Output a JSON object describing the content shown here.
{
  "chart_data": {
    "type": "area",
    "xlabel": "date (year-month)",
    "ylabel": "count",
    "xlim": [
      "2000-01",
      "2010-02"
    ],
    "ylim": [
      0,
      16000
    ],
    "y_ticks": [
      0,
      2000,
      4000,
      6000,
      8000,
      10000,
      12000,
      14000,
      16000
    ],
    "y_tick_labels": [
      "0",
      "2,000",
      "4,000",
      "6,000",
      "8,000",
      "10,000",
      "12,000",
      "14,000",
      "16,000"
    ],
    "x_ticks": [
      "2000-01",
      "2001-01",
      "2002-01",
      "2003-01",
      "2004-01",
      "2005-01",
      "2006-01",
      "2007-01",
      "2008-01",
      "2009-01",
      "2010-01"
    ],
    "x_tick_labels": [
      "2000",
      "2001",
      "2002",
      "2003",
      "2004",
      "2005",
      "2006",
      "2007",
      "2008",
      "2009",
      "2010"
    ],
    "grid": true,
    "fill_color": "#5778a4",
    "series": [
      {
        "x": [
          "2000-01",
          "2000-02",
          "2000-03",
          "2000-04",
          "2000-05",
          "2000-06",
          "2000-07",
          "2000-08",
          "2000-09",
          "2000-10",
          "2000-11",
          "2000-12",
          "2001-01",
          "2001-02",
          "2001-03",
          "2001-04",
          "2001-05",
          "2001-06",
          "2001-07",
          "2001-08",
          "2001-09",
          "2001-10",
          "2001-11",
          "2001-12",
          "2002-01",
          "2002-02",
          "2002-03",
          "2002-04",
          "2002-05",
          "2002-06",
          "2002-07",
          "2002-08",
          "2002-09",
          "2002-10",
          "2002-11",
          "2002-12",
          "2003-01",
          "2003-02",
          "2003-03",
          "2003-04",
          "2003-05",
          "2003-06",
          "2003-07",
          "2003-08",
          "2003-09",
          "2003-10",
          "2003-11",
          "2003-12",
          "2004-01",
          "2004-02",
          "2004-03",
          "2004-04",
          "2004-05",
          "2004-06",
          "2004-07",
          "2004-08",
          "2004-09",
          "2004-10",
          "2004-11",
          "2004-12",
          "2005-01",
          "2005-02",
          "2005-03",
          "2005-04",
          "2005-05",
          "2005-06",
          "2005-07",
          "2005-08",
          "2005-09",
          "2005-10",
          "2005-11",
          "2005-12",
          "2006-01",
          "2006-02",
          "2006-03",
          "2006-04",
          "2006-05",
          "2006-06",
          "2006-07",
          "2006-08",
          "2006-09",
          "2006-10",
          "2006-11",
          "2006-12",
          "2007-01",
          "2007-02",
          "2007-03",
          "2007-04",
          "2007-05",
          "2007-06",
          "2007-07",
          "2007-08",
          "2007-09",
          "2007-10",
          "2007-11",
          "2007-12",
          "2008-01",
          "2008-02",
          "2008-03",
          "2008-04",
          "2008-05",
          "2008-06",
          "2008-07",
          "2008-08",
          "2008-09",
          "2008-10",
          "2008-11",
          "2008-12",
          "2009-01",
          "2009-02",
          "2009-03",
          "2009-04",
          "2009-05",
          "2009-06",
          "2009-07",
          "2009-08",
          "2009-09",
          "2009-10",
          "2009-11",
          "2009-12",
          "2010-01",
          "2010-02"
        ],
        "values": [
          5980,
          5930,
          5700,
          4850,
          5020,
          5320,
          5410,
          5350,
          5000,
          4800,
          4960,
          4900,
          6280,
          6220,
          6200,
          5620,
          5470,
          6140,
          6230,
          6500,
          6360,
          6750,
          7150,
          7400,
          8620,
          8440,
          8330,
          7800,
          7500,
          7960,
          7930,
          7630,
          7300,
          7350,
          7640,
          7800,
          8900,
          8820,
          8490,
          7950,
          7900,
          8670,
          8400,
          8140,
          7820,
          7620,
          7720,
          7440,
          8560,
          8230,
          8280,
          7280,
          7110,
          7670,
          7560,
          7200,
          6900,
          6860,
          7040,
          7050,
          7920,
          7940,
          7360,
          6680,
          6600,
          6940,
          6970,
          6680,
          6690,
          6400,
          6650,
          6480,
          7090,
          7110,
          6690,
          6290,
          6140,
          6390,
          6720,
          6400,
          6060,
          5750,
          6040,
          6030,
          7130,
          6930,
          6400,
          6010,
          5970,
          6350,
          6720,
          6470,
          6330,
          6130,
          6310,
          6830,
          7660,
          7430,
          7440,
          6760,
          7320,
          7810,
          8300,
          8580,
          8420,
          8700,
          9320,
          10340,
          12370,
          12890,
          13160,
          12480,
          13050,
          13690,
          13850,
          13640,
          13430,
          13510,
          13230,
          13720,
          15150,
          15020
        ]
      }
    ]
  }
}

※

## WRITTEN REQUEST
Produce an exact copy of the whole listing.

## SOLUTION FOR THIS TASK
Output a JSON object describing the content shown here.
{
  "chart_data": {
    "type": "area",
    "xlabel": "date (year-month)",
    "ylabel": "count",
    "xlim": [
      "2000-01",
      "2010-02"
    ],
    "ylim": [
      0,
      16000
    ],
    "y_ticks": [
      0,
      2000,
      4000,
      6000,
      8000,
      10000,
      12000,
      14000,
      16000
    ],
    "y_tick_labels": [
      "0",
      "2,000",
      "4,000",
      "6,000",
      "8,000",
      "10,000",
      "12,000",
      "14,000",
      "16,000"
    ],
    "x_ticks": [
      "2000-01",
      "2001-01",
      "2002-01",
      "2003-01",
      "2004-01",
      "2005-01",
      "2006-01",
      "2007-01",
      "2008-01",
      "2009-01",
      "2010-01"
    ],
    "x_tick_labels": [
      "2000",
      "2001",
      "2002",
      "2003",
      "2004",
      "2005",
      "2006",
      "2007",
      "2008",
      "2009",
      "2010"
    ],
    "grid": true,
    "fill_color": "#5778a4",
    "series": [
      {
        "x": [
          "2000-01",
          "2000-02",
          "2000-03",
          "2000-04",
          "2000-05",
          "2000-06",
          "2000-07",
          "2000-08",
          "2000-09",
          "2000-10",
          "2000-11",
          "2000-12",
          "2001-01",
          "2001-02",
          "2001-03",
          "2001-04",
          "2001-05",
          "2001-06",
          "2001-07",
          "2001-08",
          "2001-09",
          "2001-10",
          "2001-11",
          "2001-12",
          "2002-01",
          "2002-02",
          "2002-03",
          "2002-04",
          "2002-05",
          "2002-06",
          "2002-07",
          "2002-08",
          "2002-09",
          "2002-10",
          "2002-11",
          "2002-12",
          "2003-01",
          "2003-02",
          "2003-03",
          "2003-04",
          "2003-05",
          "2003-06",
          "2003-07",
          "2003-08",
          "2003-09",
          "2003-10",
          "2003-11",
          "2003-12",
          "2004-01",
          "2004-02",
          "2004-03",
          "2004-04",
          "2004-05",
          "2004-06",
          "2004-07",
          "2004-08",
          "2004-09",
          "2004-10",
          "2004-11",
          "2004-12",
          "2005-01",
          "2005-02",
          "2005-03",
          "2005-04",
          "2005-05",
          "2005-06",
          "2005-07",
          "2005-08",
          "2005-09",
          "2005-10",
          "2005-11",
          "2005-12",
          "2006-01",
          "2006-02",
          "2006-03",
          "2006-04",
          "2006-05",
          "2006-06",
          "2006-07",
          "2006-08",
          "2006-09",
          "2006-10",
          "2006-11",
          "2006-12",
          "2007-01",
          "2007-02",
          "2007-03",
          "2007-04",
          "2007-05",
          "2007-06",
          "2007-07",
          "2007-08",
          "2007-09",
          "2007-10",
          "2007-11",
          "2007-12",
          "2008-01",
          "2008-02",
          "2008-03",
          "2008-04",
          "2008-05",
          "2008-06",
          "2008-07",
          "2008-08",
          "2008-09",
          "2008-10",
          "2008-11",
          "2008-12",
          "2009-01",
          "2009-02",
          "2009-03",
          "2009-04",
          "2009-05",
          "2009-06",
          "2009-07",
          "2009-08",
          "2009-09",
          "2009-10",
          "2009-11",
          "2009-12",
          "2010-01",
          "2010-02"
        ],
        "values": [
          5980,
          5930,
          5700,
          4850,
          5020,
          5320,
          5410,
          5350,
          5000,
          4800,
          4960,
          4900,
          6280,
          6220,
          6200,
          5620,
          5470,
          6140,
          6230,
          6500,
          6360,
          6750,
          7150,
          7400,
          8620,
          8440,
          8330,
          7800,
          7500,
          7960,
          7930,
          7630,
          7300,
          7350,
          7640,
          7800,
          8900,
          8820,
          8490,
          7950,
          7900,
          8670,
          8400,
          8140,
          7820,
          7620,
          7720,
          7440,
          8560,
          8230,
          8280,
          7280,
          7110,
          7670,
          7560,
          7200,
          6900,
          6860,
          7040,
          7050,
          7920,
          7940,
          7360,
          6680,
          6600,
          6940,
          6970,
          6680,
          6690,
          6400,
          6650,
          6480,
          7090,
          7110,
          6690,
          6290,
          6140,
          6390,
          6720,
          6400,
          6060,
          5750,
          6040,
          6030,
          7130,
          6930,
          6400,
          6010,
          5970,
          6350,
          6720,
          6470,
          6330,
          6130,
          6310,
          6830,
          7660,
          7430,
          7440,
          6760,
          7320,
          7810,
          8300,
          8580,
          8420,
          8700,
          9320,
          10340,
          12370,
          12890,
          13160,
          12480,
          13050,
          13690,
          13850,
          13640,
          13430,
          13510,
          13230,
          13720,
          15150,
          15020
        ]
      }
    ]
  }
}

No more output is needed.